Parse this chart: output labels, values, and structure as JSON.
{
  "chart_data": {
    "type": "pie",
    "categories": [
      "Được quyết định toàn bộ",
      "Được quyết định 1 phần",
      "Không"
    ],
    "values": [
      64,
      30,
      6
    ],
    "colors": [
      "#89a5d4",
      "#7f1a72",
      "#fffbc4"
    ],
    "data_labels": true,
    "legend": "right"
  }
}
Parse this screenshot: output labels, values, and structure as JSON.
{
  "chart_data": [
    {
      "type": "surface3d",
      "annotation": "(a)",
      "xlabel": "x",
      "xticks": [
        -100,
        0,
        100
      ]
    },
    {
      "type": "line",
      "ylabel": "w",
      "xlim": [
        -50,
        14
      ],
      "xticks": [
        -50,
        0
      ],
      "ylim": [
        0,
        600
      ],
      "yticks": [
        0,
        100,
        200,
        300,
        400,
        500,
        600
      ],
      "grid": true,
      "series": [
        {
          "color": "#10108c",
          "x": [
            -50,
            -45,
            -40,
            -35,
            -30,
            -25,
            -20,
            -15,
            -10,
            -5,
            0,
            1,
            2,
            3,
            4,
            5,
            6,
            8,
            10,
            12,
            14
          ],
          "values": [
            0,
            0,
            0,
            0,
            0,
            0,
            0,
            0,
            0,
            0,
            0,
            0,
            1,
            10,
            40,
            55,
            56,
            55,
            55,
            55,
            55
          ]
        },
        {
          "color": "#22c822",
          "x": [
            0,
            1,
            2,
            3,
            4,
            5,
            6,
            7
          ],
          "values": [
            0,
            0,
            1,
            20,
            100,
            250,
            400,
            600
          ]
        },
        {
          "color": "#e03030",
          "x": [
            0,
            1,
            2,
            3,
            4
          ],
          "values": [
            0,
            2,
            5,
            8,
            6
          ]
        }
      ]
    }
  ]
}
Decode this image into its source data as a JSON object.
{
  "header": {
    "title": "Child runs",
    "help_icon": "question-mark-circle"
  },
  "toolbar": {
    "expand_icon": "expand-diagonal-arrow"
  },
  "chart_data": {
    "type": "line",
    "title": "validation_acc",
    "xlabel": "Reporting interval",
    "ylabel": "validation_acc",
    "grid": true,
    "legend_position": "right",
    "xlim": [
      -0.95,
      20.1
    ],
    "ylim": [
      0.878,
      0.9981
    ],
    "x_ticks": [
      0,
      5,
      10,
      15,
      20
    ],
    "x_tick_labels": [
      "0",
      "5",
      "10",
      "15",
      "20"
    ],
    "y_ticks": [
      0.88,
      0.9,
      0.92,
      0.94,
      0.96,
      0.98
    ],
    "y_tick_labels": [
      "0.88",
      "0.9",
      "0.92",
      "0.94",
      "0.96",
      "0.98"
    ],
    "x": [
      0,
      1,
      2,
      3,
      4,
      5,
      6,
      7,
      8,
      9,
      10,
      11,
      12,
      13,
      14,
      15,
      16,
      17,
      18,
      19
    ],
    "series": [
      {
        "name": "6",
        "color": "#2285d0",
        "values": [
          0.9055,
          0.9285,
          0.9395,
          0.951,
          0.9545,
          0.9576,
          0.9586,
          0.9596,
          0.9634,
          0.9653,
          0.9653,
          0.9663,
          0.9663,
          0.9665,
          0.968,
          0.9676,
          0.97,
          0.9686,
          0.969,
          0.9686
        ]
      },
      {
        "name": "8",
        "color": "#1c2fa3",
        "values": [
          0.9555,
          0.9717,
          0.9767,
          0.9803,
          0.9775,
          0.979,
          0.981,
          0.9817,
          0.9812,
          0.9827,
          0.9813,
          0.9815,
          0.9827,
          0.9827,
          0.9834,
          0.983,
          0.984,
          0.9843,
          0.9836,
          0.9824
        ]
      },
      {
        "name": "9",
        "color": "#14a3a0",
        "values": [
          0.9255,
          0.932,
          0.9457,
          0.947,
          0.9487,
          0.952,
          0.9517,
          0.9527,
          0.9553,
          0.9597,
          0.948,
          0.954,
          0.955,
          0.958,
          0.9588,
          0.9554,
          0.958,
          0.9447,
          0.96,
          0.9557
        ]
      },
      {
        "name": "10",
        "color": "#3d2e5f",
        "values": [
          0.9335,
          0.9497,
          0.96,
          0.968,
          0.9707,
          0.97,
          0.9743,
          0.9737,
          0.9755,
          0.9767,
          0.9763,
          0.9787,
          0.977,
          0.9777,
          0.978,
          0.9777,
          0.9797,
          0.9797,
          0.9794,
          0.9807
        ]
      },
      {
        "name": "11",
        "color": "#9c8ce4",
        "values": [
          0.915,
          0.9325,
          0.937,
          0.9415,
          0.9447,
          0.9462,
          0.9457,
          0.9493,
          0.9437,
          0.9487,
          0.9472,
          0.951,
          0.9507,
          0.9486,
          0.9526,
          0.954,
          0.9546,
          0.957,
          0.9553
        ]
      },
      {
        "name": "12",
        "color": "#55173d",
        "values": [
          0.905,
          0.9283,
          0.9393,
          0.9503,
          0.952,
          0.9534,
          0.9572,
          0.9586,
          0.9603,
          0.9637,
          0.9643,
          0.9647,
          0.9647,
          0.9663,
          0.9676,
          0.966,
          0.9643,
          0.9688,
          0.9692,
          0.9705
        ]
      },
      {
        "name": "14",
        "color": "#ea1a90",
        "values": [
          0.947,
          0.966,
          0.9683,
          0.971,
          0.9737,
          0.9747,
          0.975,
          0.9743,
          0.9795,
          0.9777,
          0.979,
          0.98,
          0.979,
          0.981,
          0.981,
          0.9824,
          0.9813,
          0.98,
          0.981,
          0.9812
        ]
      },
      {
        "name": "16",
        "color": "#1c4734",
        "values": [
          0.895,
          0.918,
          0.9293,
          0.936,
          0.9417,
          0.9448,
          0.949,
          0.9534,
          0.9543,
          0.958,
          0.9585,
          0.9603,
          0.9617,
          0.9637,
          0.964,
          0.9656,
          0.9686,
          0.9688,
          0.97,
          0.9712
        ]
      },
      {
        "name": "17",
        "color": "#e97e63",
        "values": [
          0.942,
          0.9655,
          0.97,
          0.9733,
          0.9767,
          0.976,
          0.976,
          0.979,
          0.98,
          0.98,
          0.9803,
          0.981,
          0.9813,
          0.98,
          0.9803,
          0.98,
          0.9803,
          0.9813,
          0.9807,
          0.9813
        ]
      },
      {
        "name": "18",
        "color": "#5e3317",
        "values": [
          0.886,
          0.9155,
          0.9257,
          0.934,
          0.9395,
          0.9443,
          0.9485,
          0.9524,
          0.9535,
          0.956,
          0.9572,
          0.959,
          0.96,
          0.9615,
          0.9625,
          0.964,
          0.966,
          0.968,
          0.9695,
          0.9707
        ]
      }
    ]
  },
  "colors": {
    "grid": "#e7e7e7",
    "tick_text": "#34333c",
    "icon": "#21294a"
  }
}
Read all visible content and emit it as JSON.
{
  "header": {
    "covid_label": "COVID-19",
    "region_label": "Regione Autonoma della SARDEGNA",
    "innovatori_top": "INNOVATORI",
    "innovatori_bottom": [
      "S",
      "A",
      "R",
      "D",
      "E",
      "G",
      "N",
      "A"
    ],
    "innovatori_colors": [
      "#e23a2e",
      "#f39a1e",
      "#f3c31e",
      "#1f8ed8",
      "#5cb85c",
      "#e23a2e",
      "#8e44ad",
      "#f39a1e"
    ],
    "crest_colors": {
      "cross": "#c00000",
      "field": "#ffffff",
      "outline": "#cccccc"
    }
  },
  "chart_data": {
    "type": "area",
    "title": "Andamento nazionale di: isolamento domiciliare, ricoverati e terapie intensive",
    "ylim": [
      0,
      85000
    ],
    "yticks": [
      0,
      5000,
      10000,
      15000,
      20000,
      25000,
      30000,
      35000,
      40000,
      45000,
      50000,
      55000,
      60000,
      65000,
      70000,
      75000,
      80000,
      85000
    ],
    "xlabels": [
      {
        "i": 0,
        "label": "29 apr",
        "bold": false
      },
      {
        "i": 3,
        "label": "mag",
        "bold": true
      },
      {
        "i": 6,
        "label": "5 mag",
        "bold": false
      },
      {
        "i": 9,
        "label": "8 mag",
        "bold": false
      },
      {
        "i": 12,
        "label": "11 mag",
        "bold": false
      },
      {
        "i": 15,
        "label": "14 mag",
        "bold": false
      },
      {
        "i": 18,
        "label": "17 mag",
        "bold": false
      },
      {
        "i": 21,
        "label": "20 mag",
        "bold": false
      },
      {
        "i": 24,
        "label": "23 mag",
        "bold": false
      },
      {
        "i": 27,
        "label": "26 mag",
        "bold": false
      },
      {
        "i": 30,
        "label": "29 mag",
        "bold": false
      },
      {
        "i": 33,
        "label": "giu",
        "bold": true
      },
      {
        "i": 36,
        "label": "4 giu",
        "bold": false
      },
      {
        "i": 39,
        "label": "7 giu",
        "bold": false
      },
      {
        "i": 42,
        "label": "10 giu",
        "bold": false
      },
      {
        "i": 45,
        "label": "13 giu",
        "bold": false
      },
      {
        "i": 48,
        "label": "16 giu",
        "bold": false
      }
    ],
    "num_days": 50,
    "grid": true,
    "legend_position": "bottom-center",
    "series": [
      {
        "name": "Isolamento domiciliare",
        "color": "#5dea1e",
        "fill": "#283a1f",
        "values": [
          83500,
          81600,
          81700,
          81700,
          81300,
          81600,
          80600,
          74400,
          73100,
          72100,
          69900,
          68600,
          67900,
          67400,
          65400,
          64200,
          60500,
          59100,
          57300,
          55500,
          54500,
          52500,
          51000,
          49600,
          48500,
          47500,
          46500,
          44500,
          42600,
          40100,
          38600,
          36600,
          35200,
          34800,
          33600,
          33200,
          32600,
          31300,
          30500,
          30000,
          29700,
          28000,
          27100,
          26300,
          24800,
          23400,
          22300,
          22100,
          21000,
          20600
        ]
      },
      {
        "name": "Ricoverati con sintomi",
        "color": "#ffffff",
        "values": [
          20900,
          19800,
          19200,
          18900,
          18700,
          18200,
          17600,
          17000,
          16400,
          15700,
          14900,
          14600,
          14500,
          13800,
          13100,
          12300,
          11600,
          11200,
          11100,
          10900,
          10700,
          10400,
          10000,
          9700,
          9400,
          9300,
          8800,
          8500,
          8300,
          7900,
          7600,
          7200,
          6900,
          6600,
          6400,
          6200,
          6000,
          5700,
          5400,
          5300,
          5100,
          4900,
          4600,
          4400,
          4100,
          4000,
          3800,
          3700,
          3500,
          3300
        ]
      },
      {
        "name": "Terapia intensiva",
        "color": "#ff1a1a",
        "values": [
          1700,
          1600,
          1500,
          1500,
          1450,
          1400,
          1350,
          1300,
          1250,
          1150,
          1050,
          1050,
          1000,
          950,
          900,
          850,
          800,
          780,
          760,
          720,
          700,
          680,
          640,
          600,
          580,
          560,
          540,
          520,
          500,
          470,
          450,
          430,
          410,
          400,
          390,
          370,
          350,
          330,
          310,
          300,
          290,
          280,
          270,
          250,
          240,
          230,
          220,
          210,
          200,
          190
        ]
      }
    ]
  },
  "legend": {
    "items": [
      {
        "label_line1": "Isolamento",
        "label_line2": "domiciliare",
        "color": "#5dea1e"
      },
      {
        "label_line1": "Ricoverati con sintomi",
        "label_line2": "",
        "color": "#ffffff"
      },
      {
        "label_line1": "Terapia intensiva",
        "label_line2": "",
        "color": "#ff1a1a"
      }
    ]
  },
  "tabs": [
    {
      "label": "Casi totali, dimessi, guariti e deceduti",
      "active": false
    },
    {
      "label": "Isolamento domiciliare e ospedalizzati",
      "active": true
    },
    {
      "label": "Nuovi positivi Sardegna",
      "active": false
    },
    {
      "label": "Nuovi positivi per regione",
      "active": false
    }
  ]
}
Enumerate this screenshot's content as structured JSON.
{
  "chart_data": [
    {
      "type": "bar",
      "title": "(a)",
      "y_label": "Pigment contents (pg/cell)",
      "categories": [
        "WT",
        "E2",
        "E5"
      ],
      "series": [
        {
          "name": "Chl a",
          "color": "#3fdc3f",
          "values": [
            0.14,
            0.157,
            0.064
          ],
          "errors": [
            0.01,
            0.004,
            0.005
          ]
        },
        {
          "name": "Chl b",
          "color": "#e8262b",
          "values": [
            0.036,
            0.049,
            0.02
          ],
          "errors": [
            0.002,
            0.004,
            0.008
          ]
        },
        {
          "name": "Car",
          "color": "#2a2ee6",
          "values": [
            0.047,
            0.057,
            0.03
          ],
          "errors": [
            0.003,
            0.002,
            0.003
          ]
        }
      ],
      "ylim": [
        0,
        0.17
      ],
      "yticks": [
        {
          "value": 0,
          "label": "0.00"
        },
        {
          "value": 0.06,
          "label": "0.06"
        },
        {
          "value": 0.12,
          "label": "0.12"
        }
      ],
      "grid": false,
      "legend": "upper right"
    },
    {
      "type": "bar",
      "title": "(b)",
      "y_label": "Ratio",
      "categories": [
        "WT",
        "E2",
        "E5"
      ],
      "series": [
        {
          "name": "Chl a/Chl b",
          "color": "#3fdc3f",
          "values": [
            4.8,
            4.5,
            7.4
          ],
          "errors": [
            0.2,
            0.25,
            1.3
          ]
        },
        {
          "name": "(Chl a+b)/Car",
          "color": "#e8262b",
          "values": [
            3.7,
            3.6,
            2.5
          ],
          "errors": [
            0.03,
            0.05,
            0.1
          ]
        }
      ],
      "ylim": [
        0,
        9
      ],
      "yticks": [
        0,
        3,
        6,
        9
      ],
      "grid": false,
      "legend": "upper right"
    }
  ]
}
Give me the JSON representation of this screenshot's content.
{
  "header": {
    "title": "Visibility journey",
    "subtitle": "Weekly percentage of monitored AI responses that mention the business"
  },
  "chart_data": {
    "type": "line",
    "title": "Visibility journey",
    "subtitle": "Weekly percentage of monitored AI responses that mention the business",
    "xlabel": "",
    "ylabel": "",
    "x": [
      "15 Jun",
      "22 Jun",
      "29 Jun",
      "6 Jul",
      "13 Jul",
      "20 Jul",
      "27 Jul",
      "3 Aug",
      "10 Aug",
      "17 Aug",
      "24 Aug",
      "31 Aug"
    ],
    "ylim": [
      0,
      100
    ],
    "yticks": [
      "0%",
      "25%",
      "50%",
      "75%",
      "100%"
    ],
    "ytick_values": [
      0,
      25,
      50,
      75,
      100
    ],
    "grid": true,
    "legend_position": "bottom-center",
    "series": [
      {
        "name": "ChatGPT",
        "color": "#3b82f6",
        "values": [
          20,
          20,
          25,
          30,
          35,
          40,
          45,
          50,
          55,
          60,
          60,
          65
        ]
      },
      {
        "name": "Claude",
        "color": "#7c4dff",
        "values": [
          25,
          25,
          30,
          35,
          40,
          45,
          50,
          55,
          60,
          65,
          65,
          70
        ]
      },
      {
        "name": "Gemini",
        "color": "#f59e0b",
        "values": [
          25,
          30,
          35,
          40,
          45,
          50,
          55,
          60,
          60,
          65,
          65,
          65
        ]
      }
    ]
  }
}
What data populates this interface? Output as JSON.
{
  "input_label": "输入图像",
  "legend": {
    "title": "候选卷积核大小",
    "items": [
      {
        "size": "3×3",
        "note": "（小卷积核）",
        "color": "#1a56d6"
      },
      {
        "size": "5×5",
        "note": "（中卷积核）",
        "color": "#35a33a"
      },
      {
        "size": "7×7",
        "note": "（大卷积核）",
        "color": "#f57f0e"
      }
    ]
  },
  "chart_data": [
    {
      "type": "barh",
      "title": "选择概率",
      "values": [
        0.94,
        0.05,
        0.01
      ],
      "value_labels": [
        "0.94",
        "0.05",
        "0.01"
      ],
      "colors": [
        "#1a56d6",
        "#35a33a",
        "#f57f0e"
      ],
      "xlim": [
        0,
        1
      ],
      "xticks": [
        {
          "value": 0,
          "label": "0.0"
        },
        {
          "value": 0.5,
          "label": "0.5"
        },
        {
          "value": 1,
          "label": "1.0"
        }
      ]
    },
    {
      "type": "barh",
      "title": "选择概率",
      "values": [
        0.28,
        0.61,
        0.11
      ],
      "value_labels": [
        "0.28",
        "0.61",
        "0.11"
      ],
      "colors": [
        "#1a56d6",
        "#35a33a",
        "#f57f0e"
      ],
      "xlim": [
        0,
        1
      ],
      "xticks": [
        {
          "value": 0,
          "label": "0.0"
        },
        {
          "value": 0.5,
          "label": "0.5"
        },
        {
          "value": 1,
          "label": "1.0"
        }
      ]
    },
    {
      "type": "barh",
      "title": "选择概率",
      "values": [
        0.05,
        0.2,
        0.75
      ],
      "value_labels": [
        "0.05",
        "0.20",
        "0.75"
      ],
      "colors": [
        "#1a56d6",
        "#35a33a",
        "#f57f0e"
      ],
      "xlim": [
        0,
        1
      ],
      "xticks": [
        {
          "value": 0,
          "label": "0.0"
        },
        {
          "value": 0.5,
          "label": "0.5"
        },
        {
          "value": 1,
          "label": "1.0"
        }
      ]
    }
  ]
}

++++++++++++++++++++

> Request
Gather and return every line that holds the string "responses".

> Answer to this exercise
    "subtitle": "Weekly percentage of monitored AI responses that mention the business"
    "subtitle": "Weekly percentage of monitored AI responses that mention the business",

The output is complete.